# What is needed:
Tally the lines below that contain the word "JSON", and give only that number.

--- Begin Data rows ---

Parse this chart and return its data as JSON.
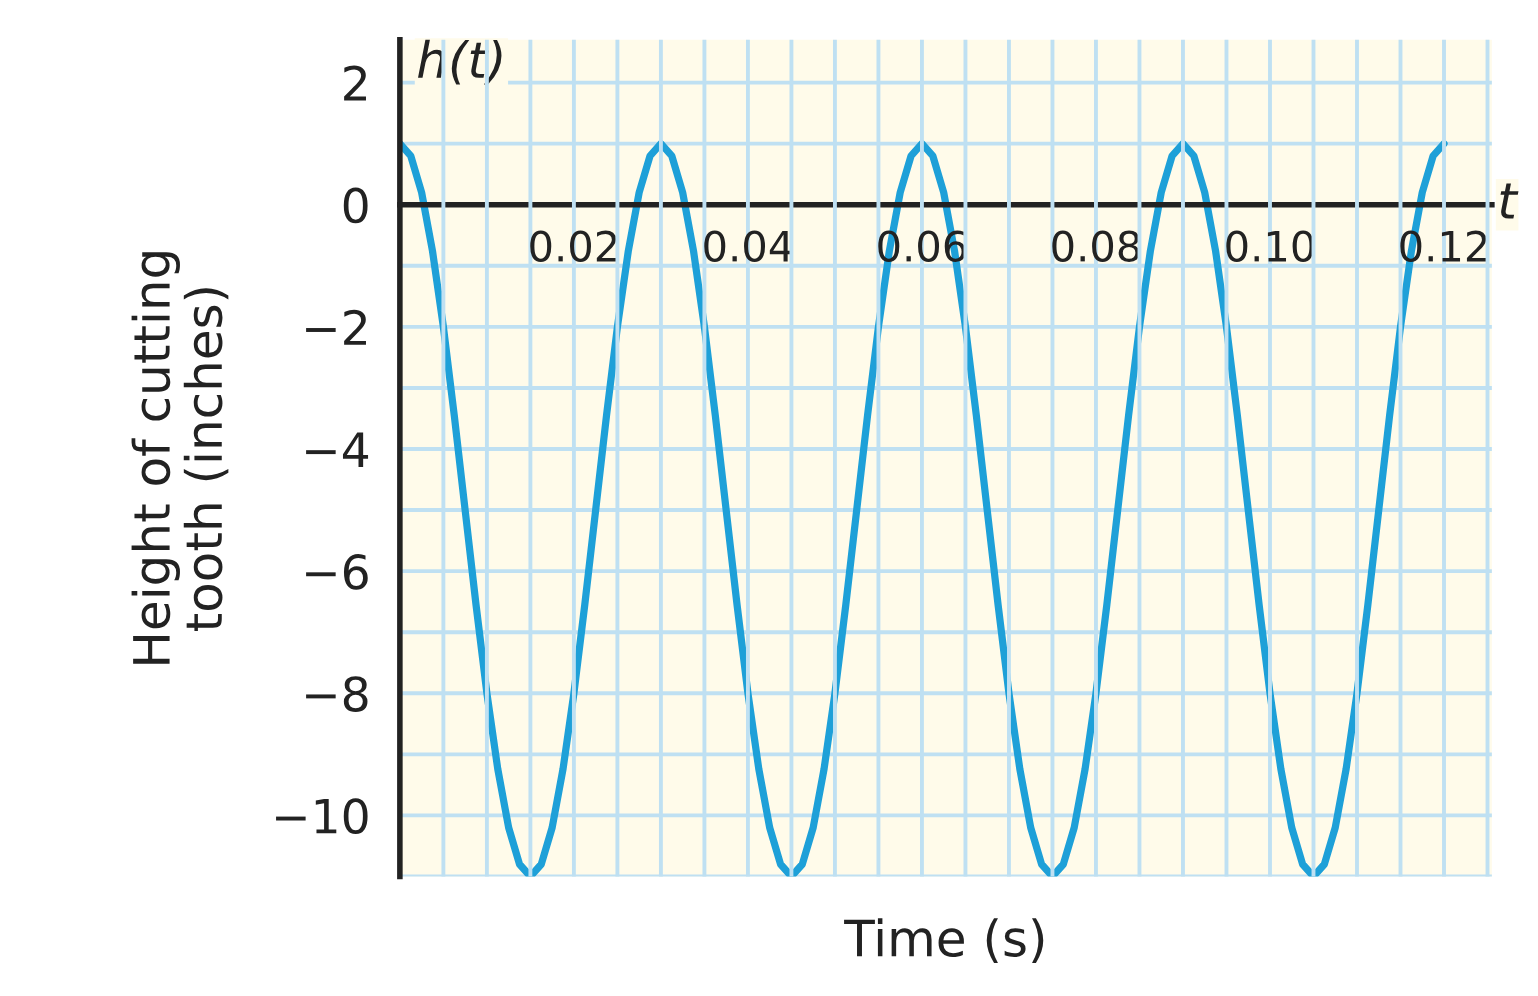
{
  "chart_data": {
    "type": "line",
    "xlabel": "Time (s)",
    "ylabel": "Height of cutting\ntooth (inches)",
    "annotations": [
      "h(t)",
      "t"
    ],
    "x": [
      0,
      0.00125,
      0.0025,
      0.00375,
      0.005,
      0.00625,
      0.0075,
      0.00875,
      0.01,
      0.01125,
      0.0125,
      0.01375,
      0.015,
      0.01625,
      0.0175,
      0.01875,
      0.02,
      0.02125,
      0.0225,
      0.02375,
      0.025,
      0.02625,
      0.0275,
      0.02875,
      0.03,
      0.03125,
      0.0325,
      0.03375,
      0.035,
      0.03625,
      0.0375,
      0.03875,
      0.04,
      0.04125,
      0.0425,
      0.04375,
      0.045,
      0.04625,
      0.0475,
      0.04875,
      0.05,
      0.05125,
      0.0525,
      0.05375,
      0.055,
      0.05625,
      0.0575,
      0.05875,
      0.06,
      0.06125,
      0.0625,
      0.06375,
      0.065,
      0.06625,
      0.0675,
      0.06875,
      0.07,
      0.07125,
      0.0725,
      0.07375,
      0.075,
      0.07625,
      0.0775,
      0.07875,
      0.08,
      0.08125,
      0.0825,
      0.08375,
      0.085,
      0.08625,
      0.0875,
      0.08875,
      0.09,
      0.09125,
      0.0925,
      0.09375,
      0.095,
      0.09625,
      0.0975,
      0.09875,
      0.1,
      0.10125,
      0.1025,
      0.10375,
      0.105,
      0.10625,
      0.1075,
      0.10875,
      0.11,
      0.11125,
      0.1125,
      0.11375,
      0.115,
      0.11625,
      0.1175,
      0.11875,
      0.12
    ],
    "series": [
      {
        "color": "#1ea0d8",
        "values": [
          1,
          0.8,
          0.2,
          -0.76,
          -2,
          -3.45,
          -5,
          -6.55,
          -8,
          -9.24,
          -10.2,
          -10.8,
          -11,
          -10.8,
          -10.2,
          -9.24,
          -8,
          -6.55,
          -5,
          -3.45,
          -2,
          -0.76,
          0.2,
          0.8,
          1,
          0.8,
          0.2,
          -0.76,
          -2,
          -3.45,
          -5,
          -6.55,
          -8,
          -9.24,
          -10.2,
          -10.8,
          -11,
          -10.8,
          -10.2,
          -9.24,
          -8,
          -6.55,
          -5,
          -3.45,
          -2,
          -0.76,
          0.2,
          0.8,
          1,
          0.8,
          0.2,
          -0.76,
          -2,
          -3.45,
          -5,
          -6.55,
          -8,
          -9.24,
          -10.2,
          -10.8,
          -11,
          -10.8,
          -10.2,
          -9.24,
          -8,
          -6.55,
          -5,
          -3.45,
          -2,
          -0.76,
          0.2,
          0.8,
          1,
          0.8,
          0.2,
          -0.76,
          -2,
          -3.45,
          -5,
          -6.55,
          -8,
          -9.24,
          -10.2,
          -10.8,
          -11,
          -10.8,
          -10.2,
          -9.24,
          -8,
          -6.55,
          -5,
          -3.45,
          -2,
          -0.76,
          0.2,
          0.8,
          1
        ]
      }
    ],
    "xlim": [
      0,
      0.1255
    ],
    "ylim": [
      -11,
      2.7
    ],
    "xticks": [
      {
        "value": 0.005,
        "label": null
      },
      {
        "value": 0.01,
        "label": null
      },
      {
        "value": 0.015,
        "label": null
      },
      0.02,
      {
        "value": 0.025,
        "label": null
      },
      {
        "value": 0.03,
        "label": null
      },
      {
        "value": 0.035,
        "label": null
      },
      0.04,
      {
        "value": 0.045,
        "label": null
      },
      {
        "value": 0.05,
        "label": null
      },
      {
        "value": 0.055,
        "label": null
      },
      0.06,
      {
        "value": 0.065,
        "label": null
      },
      {
        "value": 0.07,
        "label": null
      },
      {
        "value": 0.075,
        "label": null
      },
      0.08,
      {
        "value": 0.085,
        "label": null
      },
      {
        "value": 0.09,
        "label": null
      },
      {
        "value": 0.095,
        "label": null
      },
      {
        "value": 0.1,
        "label": "0.10"
      },
      {
        "value": 0.105,
        "label": null
      },
      {
        "value": 0.11,
        "label": null
      },
      {
        "value": 0.115,
        "label": null
      },
      0.12,
      {
        "value": 0.125,
        "label": null
      }
    ],
    "yticks": [
      {
        "value": -11,
        "label": null
      },
      -10,
      {
        "value": -9,
        "label": null
      },
      -8,
      {
        "value": -7,
        "label": null
      },
      -6,
      {
        "value": -5,
        "label": null
      },
      -4,
      {
        "value": -3,
        "label": null
      },
      -2,
      {
        "value": -1,
        "label": null
      },
      0,
      {
        "value": 1,
        "label": null
      },
      2
    ],
    "grid": true,
    "line_style": "solid",
    "marker": "none"
  }
}
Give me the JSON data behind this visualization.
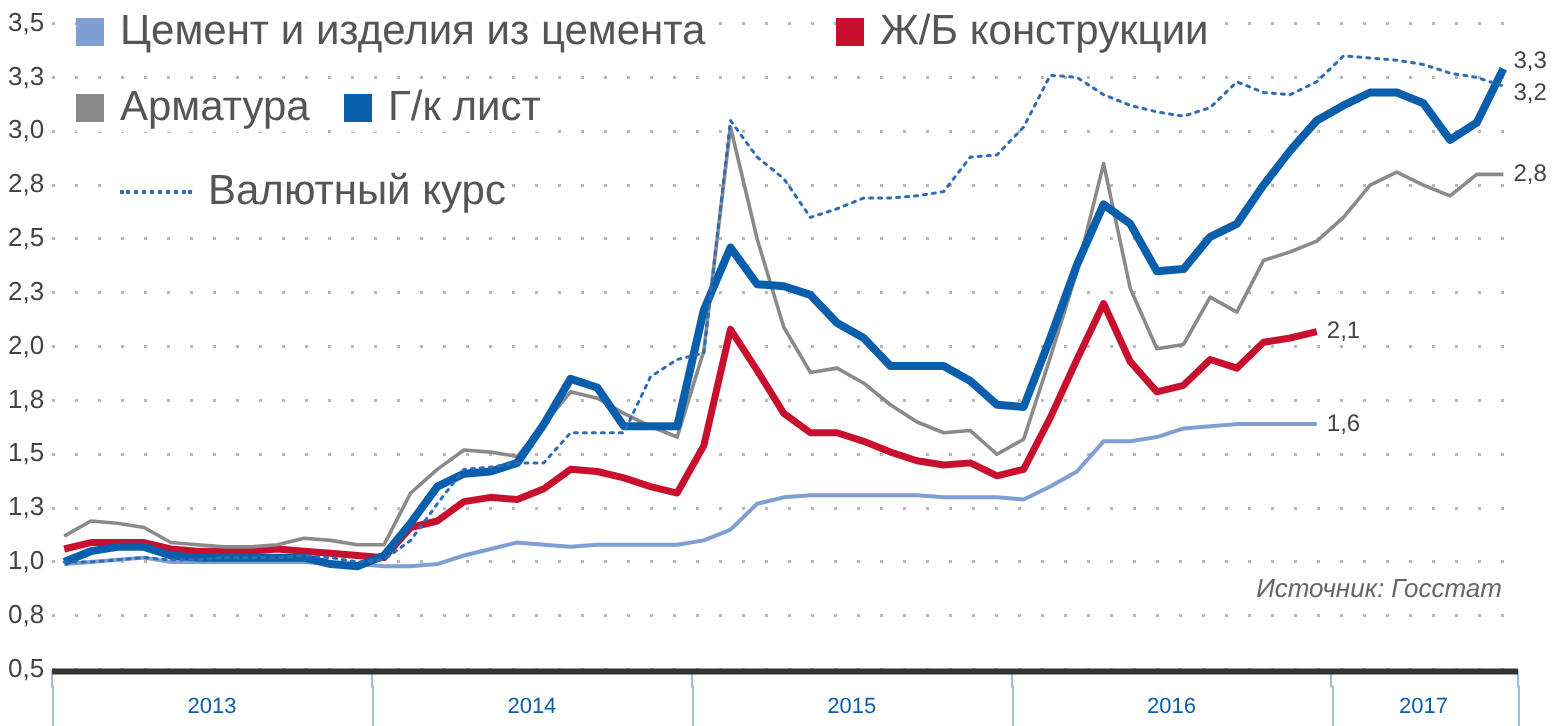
{
  "chart_data": {
    "type": "line",
    "x": [
      "2013-01-15",
      "2013-02-15",
      "2013-03-15",
      "2013-04-15",
      "2013-05-15",
      "2013-06-15",
      "2013-07-15",
      "2013-08-15",
      "2013-09-15",
      "2013-10-15",
      "2013-11-15",
      "2013-12-15",
      "2014-01-15",
      "2014-02-15",
      "2014-03-15",
      "2014-04-15",
      "2014-05-15",
      "2014-06-15",
      "2014-07-15",
      "2014-08-15",
      "2014-09-15",
      "2014-10-15",
      "2014-11-15",
      "2014-12-15",
      "2015-01-15",
      "2015-02-15",
      "2015-03-15",
      "2015-04-15",
      "2015-05-15",
      "2015-06-15",
      "2015-07-15",
      "2015-08-15",
      "2015-09-15",
      "2015-10-15",
      "2015-11-15",
      "2015-12-15",
      "2016-01-15",
      "2016-02-15",
      "2016-03-15",
      "2016-04-15",
      "2016-05-15",
      "2016-06-15",
      "2016-07-15",
      "2016-08-15",
      "2016-09-15",
      "2016-10-15",
      "2016-11-15",
      "2016-12-15",
      "2017-01-15",
      "2017-02-15",
      "2017-03-15",
      "2017-04-15",
      "2017-05-15",
      "2017-06-15",
      "2017-07-15"
    ],
    "series": [
      {
        "name": "Цемент и изделия из цемента",
        "color": "#7f9fd4",
        "values": [
          0.99,
          1.0,
          1.01,
          1.02,
          1.0,
          1.0,
          1.0,
          1.0,
          1.0,
          1.0,
          0.99,
          0.99,
          0.98,
          0.98,
          0.99,
          1.03,
          1.06,
          1.09,
          1.08,
          1.07,
          1.08,
          1.08,
          1.08,
          1.08,
          1.1,
          1.15,
          1.27,
          1.3,
          1.31,
          1.31,
          1.31,
          1.31,
          1.31,
          1.3,
          1.3,
          1.3,
          1.29,
          1.35,
          1.42,
          1.56,
          1.56,
          1.58,
          1.62,
          1.63,
          1.64,
          1.64,
          1.64,
          1.64,
          null,
          null,
          null,
          null,
          null,
          null,
          null
        ]
      },
      {
        "name": "Ж/Б конструкции",
        "color": "#c8102e",
        "values": [
          1.06,
          1.09,
          1.09,
          1.09,
          1.06,
          1.05,
          1.05,
          1.05,
          1.06,
          1.05,
          1.04,
          1.03,
          1.02,
          1.16,
          1.19,
          1.28,
          1.3,
          1.29,
          1.34,
          1.43,
          1.42,
          1.39,
          1.35,
          1.32,
          1.54,
          2.08,
          1.89,
          1.69,
          1.6,
          1.6,
          1.56,
          1.51,
          1.47,
          1.45,
          1.46,
          1.4,
          1.43,
          1.67,
          1.94,
          2.2,
          1.93,
          1.79,
          1.82,
          1.94,
          1.9,
          2.02,
          2.04,
          2.07,
          null,
          null,
          null,
          null,
          null,
          null,
          null
        ]
      },
      {
        "name": "Арматура",
        "color": "#8a8a8a",
        "values": [
          1.12,
          1.19,
          1.18,
          1.16,
          1.09,
          1.08,
          1.07,
          1.07,
          1.08,
          1.11,
          1.1,
          1.08,
          1.08,
          1.32,
          1.43,
          1.52,
          1.51,
          1.49,
          1.64,
          1.79,
          1.76,
          1.69,
          1.63,
          1.58,
          1.98,
          3.02,
          2.5,
          2.09,
          1.88,
          1.9,
          1.83,
          1.73,
          1.65,
          1.6,
          1.61,
          1.5,
          1.57,
          1.95,
          2.35,
          2.85,
          2.27,
          1.99,
          2.01,
          2.23,
          2.16,
          2.4,
          2.44,
          2.49,
          2.6,
          2.75,
          2.81,
          2.75,
          2.7,
          2.8,
          2.8
        ]
      },
      {
        "name": "Г/к лист",
        "color": "#0a5fad",
        "values": [
          1.0,
          1.05,
          1.07,
          1.07,
          1.03,
          1.02,
          1.02,
          1.02,
          1.02,
          1.02,
          0.99,
          0.98,
          1.03,
          1.18,
          1.35,
          1.41,
          1.42,
          1.46,
          1.64,
          1.85,
          1.81,
          1.63,
          1.63,
          1.63,
          2.17,
          2.46,
          2.29,
          2.28,
          2.24,
          2.11,
          2.04,
          1.91,
          1.91,
          1.91,
          1.84,
          1.73,
          1.72,
          2.04,
          2.38,
          2.66,
          2.57,
          2.35,
          2.36,
          2.51,
          2.57,
          2.75,
          2.91,
          3.05,
          3.12,
          3.18,
          3.18,
          3.13,
          2.96,
          3.04,
          3.29
        ]
      },
      {
        "name": "Валютный курс",
        "color": "#2e6db4",
        "line_style": "dotted",
        "values": [
          1.0,
          1.0,
          1.01,
          1.02,
          1.01,
          1.01,
          1.02,
          1.02,
          1.02,
          1.03,
          1.02,
          1.0,
          1.01,
          1.1,
          1.27,
          1.43,
          1.44,
          1.46,
          1.46,
          1.6,
          1.6,
          1.6,
          1.86,
          1.94,
          1.97,
          3.05,
          2.88,
          2.78,
          2.6,
          2.64,
          2.69,
          2.69,
          2.7,
          2.72,
          2.88,
          2.89,
          3.02,
          3.26,
          3.25,
          3.17,
          3.12,
          3.09,
          3.07,
          3.11,
          3.23,
          3.18,
          3.17,
          3.23,
          3.35,
          3.34,
          3.33,
          3.31,
          3.27,
          3.25,
          3.21
        ]
      }
    ],
    "xlim": [
      "2013-01-01",
      "2017-08-01"
    ],
    "xticks": [
      {
        "value": "2013-01-01",
        "label": null
      },
      {
        "value": "2013-07-01",
        "label": "2013"
      },
      {
        "value": "2014-01-01",
        "label": null
      },
      {
        "value": "2014-07-01",
        "label": "2014"
      },
      {
        "value": "2015-01-01",
        "label": null
      },
      {
        "value": "2015-07-01",
        "label": "2015"
      },
      {
        "value": "2016-01-01",
        "label": null
      },
      {
        "value": "2016-07-01",
        "label": "2016"
      },
      {
        "value": "2017-01-01",
        "label": null
      },
      {
        "value": "2017-04-15",
        "label": "2017"
      },
      {
        "value": "2017-08-01",
        "label": null
      }
    ],
    "ylim": [
      0.5,
      3.5
    ],
    "yticks": [
      {
        "value": 0.5,
        "label": "0,5"
      },
      {
        "value": 0.75,
        "label": "0,8"
      },
      {
        "value": 1.0,
        "label": "1,0"
      },
      {
        "value": 1.25,
        "label": "1,3"
      },
      {
        "value": 1.5,
        "label": "1,5"
      },
      {
        "value": 1.75,
        "label": "1,8"
      },
      {
        "value": 2.0,
        "label": "2,0"
      },
      {
        "value": 2.25,
        "label": "2,3"
      },
      {
        "value": 2.5,
        "label": "2,5"
      },
      {
        "value": 2.75,
        "label": "2,8"
      },
      {
        "value": 3.0,
        "label": "3,0"
      },
      {
        "value": 3.25,
        "label": "3,3"
      },
      {
        "value": 3.5,
        "label": "3,5"
      }
    ],
    "grid": "y",
    "legend": "top left",
    "marker": "none",
    "line_style": "solid",
    "annotations": [
      {
        "text": "3,3",
        "x": "2017-07-15",
        "y": 3.29
      },
      {
        "text": "3,2",
        "x": "2017-07-15",
        "y": 3.21
      },
      {
        "text": "2,8",
        "x": "2017-07-15",
        "y": 2.8
      },
      {
        "text": "2,1",
        "x": "2016-12-15",
        "y": 2.07
      },
      {
        "text": "1,6",
        "x": "2016-12-15",
        "y": 1.64
      },
      "Источник: Госстат"
    ]
  }
}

--- End Data rows ---

# Exercise answer:
2